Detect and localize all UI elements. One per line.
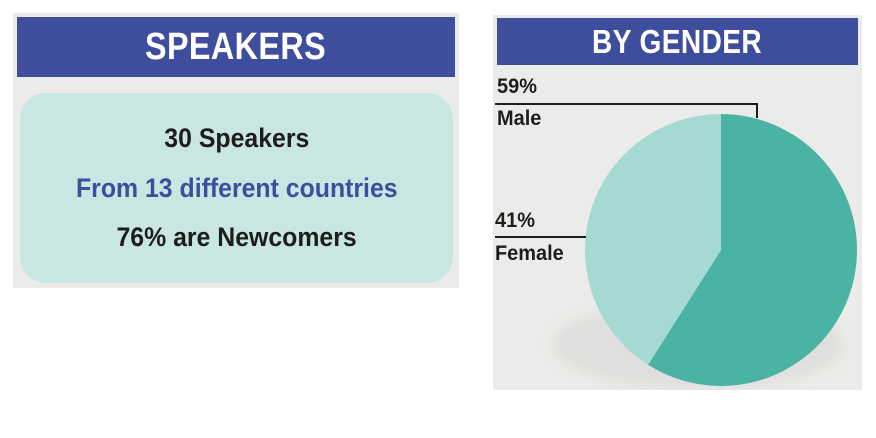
male-label: Male (497, 107, 542, 130)
pie-slice-male (648, 114, 858, 386)
gender-pie-chart (495, 103, 858, 389)
speakers-panel: SPEAKERS 30 Speakers From 13 different c… (13, 13, 459, 288)
speakers-header: SPEAKERS (17, 17, 455, 77)
gender-header: BY GENDER (497, 18, 858, 65)
stat-countries: From 13 different countries (75, 172, 398, 203)
male-percent-label: 59% (497, 75, 537, 98)
stat-total-speakers: 30 Speakers (163, 123, 310, 154)
gender-panel: BY GENDER 59% Male 41% Female (493, 15, 862, 390)
female-label: Female (495, 242, 564, 265)
pie-slice-female (585, 114, 721, 365)
male-callout-line (495, 103, 758, 118)
female-percent-label: 41% (495, 209, 535, 232)
speakers-card: 30 Speakers From 13 different countries … (20, 93, 453, 283)
stat-newcomers: 76% are Newcomers (116, 222, 357, 253)
pie-slices (585, 114, 858, 386)
speakers-title: SPEAKERS (145, 25, 327, 68)
gender-title: BY GENDER (592, 22, 763, 60)
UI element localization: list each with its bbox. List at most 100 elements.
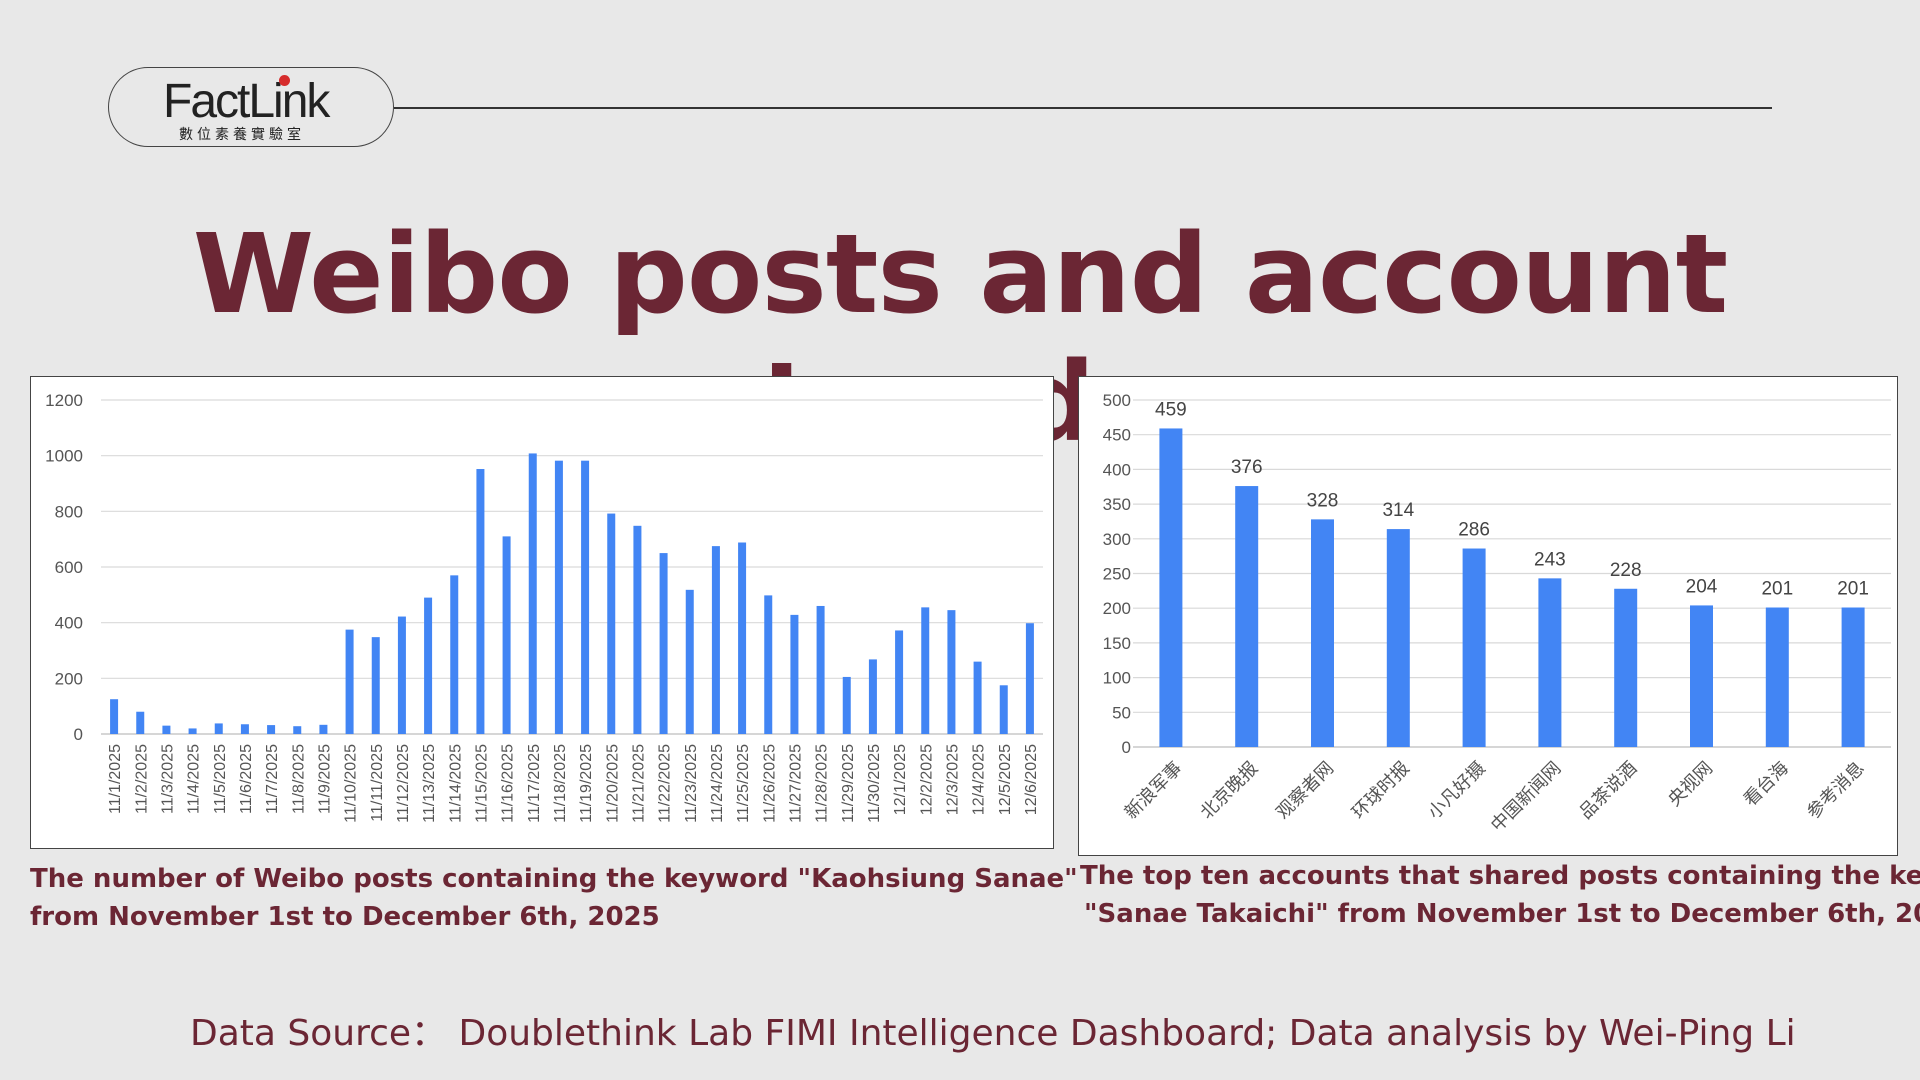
caption-line: The top ten accounts that shared posts c… xyxy=(1080,861,1920,891)
x-tick-label: 品茶说酒 xyxy=(1575,758,1641,824)
bar xyxy=(1025,623,1034,734)
x-tick-label: 中国新闻网 xyxy=(1487,758,1565,836)
bar xyxy=(528,453,537,734)
y-tick-label: 800 xyxy=(55,502,83,521)
x-tick-label: 11/8/2025 xyxy=(290,744,307,814)
y-tick-label: 50 xyxy=(1112,703,1131,722)
x-tick-label: 11/13/2025 xyxy=(421,744,438,823)
x-tick-label: 12/3/2025 xyxy=(944,744,961,815)
x-tick-label: 12/2/2025 xyxy=(918,744,935,815)
bar xyxy=(110,699,119,734)
x-tick-label: 11/23/2025 xyxy=(683,744,700,823)
x-tick-label: 11/27/2025 xyxy=(787,744,804,823)
x-tick-label: 12/4/2025 xyxy=(971,744,988,815)
bar xyxy=(1614,588,1638,747)
bar xyxy=(162,725,171,734)
x-tick-label: 11/19/2025 xyxy=(578,744,595,823)
x-tick-label: 11/28/2025 xyxy=(814,744,831,823)
caption-line: from November 1st to December 6th, 2025 xyxy=(30,902,660,932)
data-label: 243 xyxy=(1534,549,1566,570)
bar xyxy=(1841,607,1865,747)
bar xyxy=(345,629,354,734)
bar xyxy=(1690,605,1713,747)
data-label: 328 xyxy=(1307,490,1339,511)
y-tick-label: 0 xyxy=(1122,738,1131,757)
x-tick-label: 11/25/2025 xyxy=(735,744,752,823)
posts-per-day-chart: 0 200 400 600 800 1000 1200 11/1/2025 11/2/2025 1… xyxy=(30,376,1054,849)
bar xyxy=(397,616,406,734)
x-tick-label: 11/30/2025 xyxy=(866,744,883,823)
x-tick-label: 11/2/2025 xyxy=(133,744,150,814)
x-tick-label: 看台海 xyxy=(1740,758,1793,811)
bar xyxy=(790,614,799,734)
bar xyxy=(868,659,877,734)
bar xyxy=(973,661,982,734)
x-tick-label: 11/21/2025 xyxy=(630,744,647,823)
y-tick-label: 1200 xyxy=(45,391,83,410)
y-tick-label: 100 xyxy=(1103,669,1131,688)
y-tick-label: 400 xyxy=(1103,460,1131,479)
bar xyxy=(1235,486,1259,747)
posts-per-day-chart-svg: 0 200 400 600 800 1000 1200 11/1/2025 11/2/2025 1… xyxy=(45,391,1043,823)
x-tick-label: 11/4/2025 xyxy=(186,744,203,814)
caption-line: The number of Weibo posts containing the… xyxy=(30,864,1078,894)
bar xyxy=(633,525,642,734)
x-tick-label: 11/14/2025 xyxy=(447,744,464,823)
bar xyxy=(1765,607,1789,747)
logo-subtitle: 數位素養實驗室 xyxy=(179,127,305,143)
x-tick-label: 小凡好摄 xyxy=(1424,758,1490,824)
x-tick-label: 11/7/2025 xyxy=(264,744,281,814)
y-tick-label: 350 xyxy=(1103,495,1131,514)
y-tick-label: 200 xyxy=(55,669,83,688)
bar xyxy=(1159,428,1183,747)
factlink-logo: FactLink 數位素養實驗室 xyxy=(108,67,394,147)
x-tick-label: 11/15/2025 xyxy=(473,744,490,823)
bar xyxy=(476,469,485,734)
x-tick-label: 11/20/2025 xyxy=(604,744,621,823)
x-tick-label: 11/12/2025 xyxy=(395,744,412,823)
x-tick-label: 11/10/2025 xyxy=(343,744,360,823)
bar xyxy=(502,536,511,734)
top-accounts-chart-svg: 0 50 100 150 200 250 300 350 400 450 500 459 新浪军事 376… xyxy=(1103,391,1891,836)
bar xyxy=(371,637,380,734)
data-label: 204 xyxy=(1686,576,1718,597)
x-tick-label: 11/3/2025 xyxy=(159,744,176,814)
x-tick-label: 新浪军事 xyxy=(1121,758,1187,824)
bar xyxy=(1538,578,1562,747)
y-tick-label: 0 xyxy=(74,725,83,744)
caption-line: "Sanae Takaichi" from November 1st to De… xyxy=(1084,899,1920,929)
bar xyxy=(188,728,197,734)
bar xyxy=(921,607,930,734)
x-tick-label: 11/1/2025 xyxy=(107,744,124,814)
bar xyxy=(659,553,668,734)
bar xyxy=(267,725,276,734)
y-tick-label: 150 xyxy=(1103,634,1131,653)
x-tick-label: 参考消息 xyxy=(1803,758,1869,824)
data-source-note: Data Source： Doublethink Lab FIMI Intell… xyxy=(190,1013,1796,1054)
bar xyxy=(240,724,249,734)
y-tick-label: 600 xyxy=(55,558,83,577)
x-tick-label: 观察者网 xyxy=(1272,758,1338,824)
bar xyxy=(842,676,851,734)
x-tick-label: 11/22/2025 xyxy=(657,744,674,823)
bar xyxy=(895,630,904,734)
y-tick-label: 450 xyxy=(1103,426,1131,445)
x-tick-label: 12/5/2025 xyxy=(997,744,1014,815)
bar xyxy=(947,610,956,734)
top-accounts-chart: 0 50 100 150 200 250 300 350 400 450 500 459 新浪军事 376… xyxy=(1078,376,1898,856)
data-label: 286 xyxy=(1458,520,1490,541)
x-tick-label: 环球时报 xyxy=(1348,758,1414,824)
x-tick-label: 11/6/2025 xyxy=(238,744,255,814)
x-tick-label: 11/11/2025 xyxy=(369,744,386,822)
y-tick-label: 400 xyxy=(55,614,83,633)
bar xyxy=(450,575,459,734)
x-tick-label: 11/18/2025 xyxy=(552,744,569,823)
bar xyxy=(685,589,694,734)
x-tick-label: 11/5/2025 xyxy=(212,744,229,814)
bar xyxy=(554,460,563,734)
bar xyxy=(1386,529,1410,747)
accounts-chart-caption: The top ten accounts that shared posts c… xyxy=(1080,857,1920,933)
data-label: 376 xyxy=(1231,457,1263,478)
data-label: 201 xyxy=(1837,579,1869,600)
bar xyxy=(214,723,223,734)
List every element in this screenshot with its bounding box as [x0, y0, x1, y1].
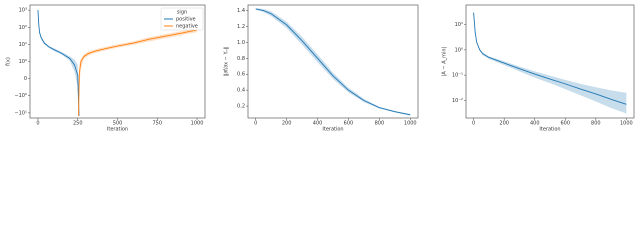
y-tick-label: 0.8	[237, 56, 245, 62]
x-tick-label: 1000	[620, 121, 633, 127]
y-tick-label: −10¹	[14, 110, 27, 116]
y-tick-label: 10³	[19, 8, 27, 14]
x-tick-label: 800	[375, 121, 385, 127]
x-tick-label: 0	[472, 121, 475, 127]
x-tick-label: 500	[113, 121, 123, 127]
y-tick-label: 10¹	[455, 22, 463, 28]
x-tick-label: 750	[152, 121, 162, 127]
x-tick-label: 600	[344, 121, 354, 127]
x-axis-label: Iteration	[322, 127, 343, 133]
figure: 0 250 500 750 1000 10³ 10² 10¹ 10⁰ 0 −10⁰ −10¹ Itera…	[6, 4, 635, 133]
x-tick-label: 800	[591, 121, 601, 127]
x-tick-label: 250	[73, 121, 83, 127]
y-tick-label: 1.0	[237, 40, 245, 46]
legend-title: sign	[177, 10, 187, 16]
y-tick-label: 10²	[19, 25, 27, 31]
line	[78, 29, 198, 116]
y-tick-label: 10⁻¹	[452, 73, 463, 79]
y-axis-label: ‖∂f/∂x − Yₙ‖	[224, 47, 230, 76]
y-tick-label: 0.6	[237, 72, 245, 78]
confidence-band	[78, 27, 198, 118]
legend-label: positive	[176, 17, 196, 23]
y-tick-label: −10⁰	[14, 93, 27, 99]
x-tick-label: 600	[560, 121, 570, 127]
confidence-band	[473, 11, 627, 114]
x-tick-label: 200	[499, 121, 509, 127]
x-axis-label: Iteration	[107, 127, 128, 133]
x-tick-label: 0	[36, 121, 39, 127]
y-tick-label: 10¹	[19, 42, 27, 48]
y-tick-label: 1.4	[237, 8, 245, 14]
y-tick-label: 10⁻²	[452, 98, 463, 104]
confidence-band	[255, 8, 411, 116]
x-tick-label: 1000	[191, 121, 204, 127]
line	[473, 12, 627, 105]
y-axis-label: f(x)	[6, 57, 12, 66]
x-tick-label: 0	[254, 121, 257, 127]
y-axis-label: |A − A_min|	[442, 46, 448, 76]
y-tick-label: 0.2	[237, 104, 245, 110]
axes-frame	[465, 4, 635, 119]
y-tick-label: 10⁰	[19, 59, 27, 65]
line	[255, 8, 411, 116]
legend-label: negative	[176, 24, 198, 30]
x-axis-label: Iteration	[539, 127, 560, 133]
x-tick-label: 200	[282, 121, 292, 127]
legend-box	[160, 7, 204, 31]
y-tick-label: 0.4	[237, 88, 245, 94]
y-tick-label: 1.2	[237, 24, 245, 30]
x-tick-label: 400	[530, 121, 540, 127]
x-tick-label: 1000	[404, 121, 417, 127]
x-tick-label: 400	[313, 121, 323, 127]
line	[37, 10, 80, 116]
y-tick-label: 10⁰	[455, 47, 463, 53]
y-tick-label: 0	[24, 76, 27, 82]
axes-frame	[247, 4, 419, 119]
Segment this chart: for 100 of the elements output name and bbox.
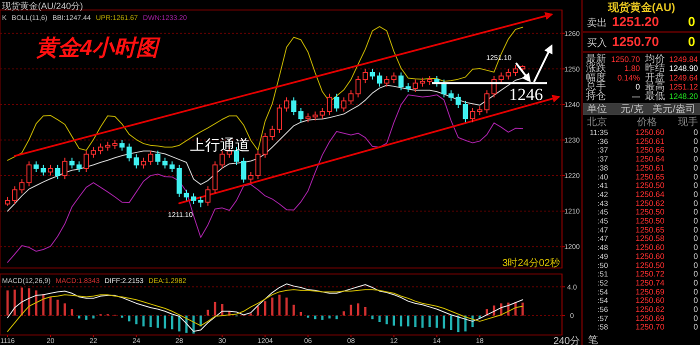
text: 幅度 (586, 71, 606, 84)
text: 1250.50 (636, 260, 666, 270)
text: 1250.65 (636, 225, 666, 234)
text: 0 (694, 163, 699, 172)
text: 1250.64 (636, 154, 666, 164)
text: 1250.72 (636, 270, 666, 279)
bar (336, 316, 338, 320)
text: 1250.62 (636, 305, 666, 314)
text: 1250.60 (636, 296, 666, 306)
bar (392, 316, 396, 326)
text: 0 (694, 136, 699, 146)
text: 开盘 (645, 71, 665, 84)
bar (135, 316, 138, 324)
bar (328, 316, 331, 318)
text: 1250.60 (636, 243, 666, 252)
bar (156, 316, 159, 328)
text: 1250.66 (636, 146, 666, 155)
bar (64, 303, 66, 316)
text: 0 (694, 225, 699, 234)
text: 0 (688, 34, 696, 49)
bar (14, 290, 16, 316)
text: 美元/盎司 (652, 103, 696, 115)
text: 单位 (587, 103, 607, 115)
bar (300, 312, 302, 316)
text: 0 (694, 270, 699, 279)
annotation: 3时24分02秒 (502, 257, 560, 269)
bar (321, 316, 324, 320)
text: 1250.50 (636, 216, 666, 226)
text: 1251.20 (612, 14, 659, 29)
text: 1250.70 (612, 34, 659, 49)
bar (314, 316, 316, 320)
bar (170, 316, 174, 330)
bar (356, 303, 360, 316)
text: 0 (694, 198, 699, 208)
text: 卖出 (587, 17, 607, 29)
text: 0 (694, 181, 699, 190)
bar (342, 311, 345, 316)
text: 1250.69 (636, 314, 666, 323)
text: 均价 (644, 53, 665, 65)
bar (206, 310, 210, 316)
text: 1250.62 (636, 198, 666, 208)
bar (428, 316, 431, 328)
text: 元/克 (620, 103, 644, 115)
text: 1250.60 (636, 128, 666, 137)
bar (407, 316, 410, 326)
text: 笔 (588, 334, 598, 345)
text: 0 (694, 128, 699, 137)
text: 1250.70 (636, 322, 666, 332)
text: 1250.58 (636, 234, 666, 244)
text: 0 (694, 287, 699, 296)
bar (178, 316, 180, 332)
text: 1250.61 (636, 163, 666, 172)
text: 0 (694, 243, 699, 252)
text: 北京 (587, 116, 607, 128)
text: 0 (636, 82, 641, 92)
bar (20, 288, 24, 316)
text: 1.80 (624, 64, 641, 74)
annotation: 上行通道 (190, 137, 250, 154)
text: 0 (694, 296, 699, 306)
text: 1250.50 (636, 208, 666, 217)
text: 价格 (636, 116, 657, 128)
bar (450, 316, 452, 330)
bar (292, 304, 295, 316)
bar (364, 306, 366, 316)
chart-subtitle: 现货黄金(AU/240分) (2, 1, 84, 11)
bar (271, 298, 274, 316)
text: 0.14% (617, 73, 640, 82)
bar (522, 302, 524, 316)
bar (414, 316, 416, 328)
bar (150, 316, 152, 328)
text: — (632, 92, 640, 101)
text: 0 (694, 234, 699, 244)
text: 240分 (553, 335, 580, 345)
text: 0 (694, 314, 699, 323)
ref-line-label: 1246 (509, 85, 543, 104)
text: 最低 (645, 90, 665, 102)
bar (35, 290, 38, 316)
text: 0 (694, 208, 699, 217)
text: 0 (688, 14, 696, 29)
bar (386, 316, 388, 324)
bar (128, 316, 130, 322)
bar (200, 316, 202, 326)
text: 1250.60 (636, 252, 666, 261)
bar (78, 316, 80, 318)
text: 0 (694, 260, 699, 270)
text: 1250.74 (636, 278, 666, 288)
text: 0 (694, 305, 699, 314)
text: 现货黄金(AU) (606, 1, 676, 14)
bar (85, 316, 88, 320)
text: 0 (694, 172, 699, 182)
bar (436, 316, 438, 328)
text: 0 (694, 190, 699, 199)
text: 0 (694, 278, 699, 288)
text: 1248.90 (669, 64, 699, 74)
text: 1250.65 (636, 172, 666, 182)
text: 现手 (678, 116, 698, 128)
text: 1251.12 (669, 82, 699, 92)
bar (56, 300, 59, 316)
text: 1250.61 (636, 136, 666, 146)
text: 1250.50 (636, 181, 666, 190)
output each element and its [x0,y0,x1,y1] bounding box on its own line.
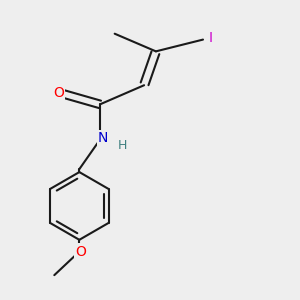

────────

▸ Required work
Give back the records from the line with "caption-line: The top" to the line with "bar xyxy=(973,661,982,734)", replacing "caption-line" with "caption-text" and leaving everything else unchanged.

▸ Reply to the task
caption-text: The top ten accounts that shared posts c… xyxy=(1080,861,1920,891)
x-tick-label: 品茶说酒 xyxy=(1575,758,1641,824)
bar xyxy=(1025,623,1034,734)
x-tick-label: 中国新闻网 xyxy=(1487,758,1565,836)
bar xyxy=(528,453,537,734)
y-tick-label: 800 xyxy=(55,502,83,521)
x-tick-label: 11/8/2025 xyxy=(290,744,307,814)
y-tick-label: 50 xyxy=(1112,703,1131,722)
x-tick-label: 11/13/2025 xyxy=(421,744,438,823)
x-tick-label: 12/3/2025 xyxy=(944,744,961,815)
x-tick-label: 12/2/2025 xyxy=(918,744,935,815)
bar xyxy=(110,699,119,734)
x-tick-label: 11/23/2025 xyxy=(683,744,700,823)
x-tick-label: 11/27/2025 xyxy=(787,744,804,823)
x-tick-label: 12/4/2025 xyxy=(971,744,988,815)
bar xyxy=(1614,588,1638,747)
bar xyxy=(162,725,171,734)
x-tick-label: 11/19/2025 xyxy=(578,744,595,823)
x-tick-label: 11/28/2025 xyxy=(814,744,831,823)
caption-text: from November 1st to December 6th, 2025 xyxy=(30,902,660,932)
data-label: 243 xyxy=(1534,549,1566,570)
bar xyxy=(1841,607,1865,747)
bar xyxy=(345,629,354,734)
bar xyxy=(1690,605,1713,747)
data-label: 328 xyxy=(1307,490,1339,511)
y-tick-label: 0 xyxy=(1122,738,1131,757)
x-tick-label: 11/25/2025 xyxy=(735,744,752,823)
posts-per-day-chart: 0 200 400 600 800 1000 1200 11/1/2025 11/2/2025 1… xyxy=(30,376,1054,849)
bar xyxy=(397,616,406,734)
x-tick-label: 11/30/2025 xyxy=(866,744,883,823)
x-tick-label: 11/2/2025 xyxy=(133,744,150,814)
x-tick-label: 看台海 xyxy=(1740,758,1793,811)
bar xyxy=(790,614,799,734)
bar xyxy=(868,659,877,734)
bar xyxy=(973,661,982,734)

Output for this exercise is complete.